**EXERCISE GOAL**
Output every line of the entries from the line containing "What text is on this page?" through the last, exactly, with no other content.

Stored items from a collection:
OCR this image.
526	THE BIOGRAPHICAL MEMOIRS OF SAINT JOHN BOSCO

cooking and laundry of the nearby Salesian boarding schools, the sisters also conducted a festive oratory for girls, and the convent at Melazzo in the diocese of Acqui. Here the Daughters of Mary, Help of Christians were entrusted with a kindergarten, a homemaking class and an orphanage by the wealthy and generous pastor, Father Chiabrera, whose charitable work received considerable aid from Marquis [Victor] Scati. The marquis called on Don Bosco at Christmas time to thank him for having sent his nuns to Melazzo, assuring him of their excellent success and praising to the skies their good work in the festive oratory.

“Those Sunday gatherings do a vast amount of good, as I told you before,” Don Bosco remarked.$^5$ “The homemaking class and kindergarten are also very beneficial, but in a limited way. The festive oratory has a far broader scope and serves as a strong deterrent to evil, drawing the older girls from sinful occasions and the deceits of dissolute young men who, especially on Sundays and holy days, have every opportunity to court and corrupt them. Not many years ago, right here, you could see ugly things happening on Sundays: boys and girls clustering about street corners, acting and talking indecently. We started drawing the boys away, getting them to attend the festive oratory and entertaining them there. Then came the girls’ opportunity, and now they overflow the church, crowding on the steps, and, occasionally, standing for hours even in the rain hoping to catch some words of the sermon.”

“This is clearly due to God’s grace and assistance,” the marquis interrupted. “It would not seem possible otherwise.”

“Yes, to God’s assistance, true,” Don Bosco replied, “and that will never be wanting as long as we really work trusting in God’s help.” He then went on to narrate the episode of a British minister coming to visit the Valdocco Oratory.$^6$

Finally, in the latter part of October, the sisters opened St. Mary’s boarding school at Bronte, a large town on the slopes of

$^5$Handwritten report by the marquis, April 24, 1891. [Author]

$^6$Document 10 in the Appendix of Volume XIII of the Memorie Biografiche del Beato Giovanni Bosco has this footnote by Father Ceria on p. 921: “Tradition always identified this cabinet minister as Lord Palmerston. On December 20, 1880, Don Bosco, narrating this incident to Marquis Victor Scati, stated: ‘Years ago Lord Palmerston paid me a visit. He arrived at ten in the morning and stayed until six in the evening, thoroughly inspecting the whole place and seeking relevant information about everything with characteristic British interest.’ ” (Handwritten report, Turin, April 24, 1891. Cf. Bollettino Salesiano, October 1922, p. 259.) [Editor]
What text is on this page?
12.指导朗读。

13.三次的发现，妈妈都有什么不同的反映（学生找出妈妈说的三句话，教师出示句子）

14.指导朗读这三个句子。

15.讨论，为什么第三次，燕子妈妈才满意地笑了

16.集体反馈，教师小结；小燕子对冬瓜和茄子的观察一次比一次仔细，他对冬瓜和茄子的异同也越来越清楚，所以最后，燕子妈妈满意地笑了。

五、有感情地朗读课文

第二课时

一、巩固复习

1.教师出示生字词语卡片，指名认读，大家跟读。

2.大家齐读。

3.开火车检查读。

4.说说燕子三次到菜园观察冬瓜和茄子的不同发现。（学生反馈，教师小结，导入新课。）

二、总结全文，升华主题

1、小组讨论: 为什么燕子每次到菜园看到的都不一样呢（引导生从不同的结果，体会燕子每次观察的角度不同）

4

**IN RESPONSE**
What text is on this page?
12.指导朗读。

13.三次的发现，妈妈都有什么不同的反映（学生找出妈妈说的三句话，教师出示句子）

14.指导朗读这三个句子。

15.讨论，为什么第三次，燕子妈妈才满意地笑了

16.集体反馈，教师小结；小燕子对冬瓜和茄子的观察一次比一次仔细，他对冬瓜和茄子的异同也越来越清楚，所以最后，燕子妈妈满意地笑了。

五、有感情地朗读课文

第二课时

一、巩固复习

1.教师出示生字词语卡片，指名认读，大家跟读。

2.大家齐读。

3.开火车检查读。

4.说说燕子三次到菜园观察冬瓜和茄子的不同发现。（学生反馈，教师小结，导入新课。）

二、总结全文，升华主题

1、小组讨论: 为什么燕子每次到菜园看到的都不一样呢（引导生从不同的结果，体会燕子每次观察的角度不同）

4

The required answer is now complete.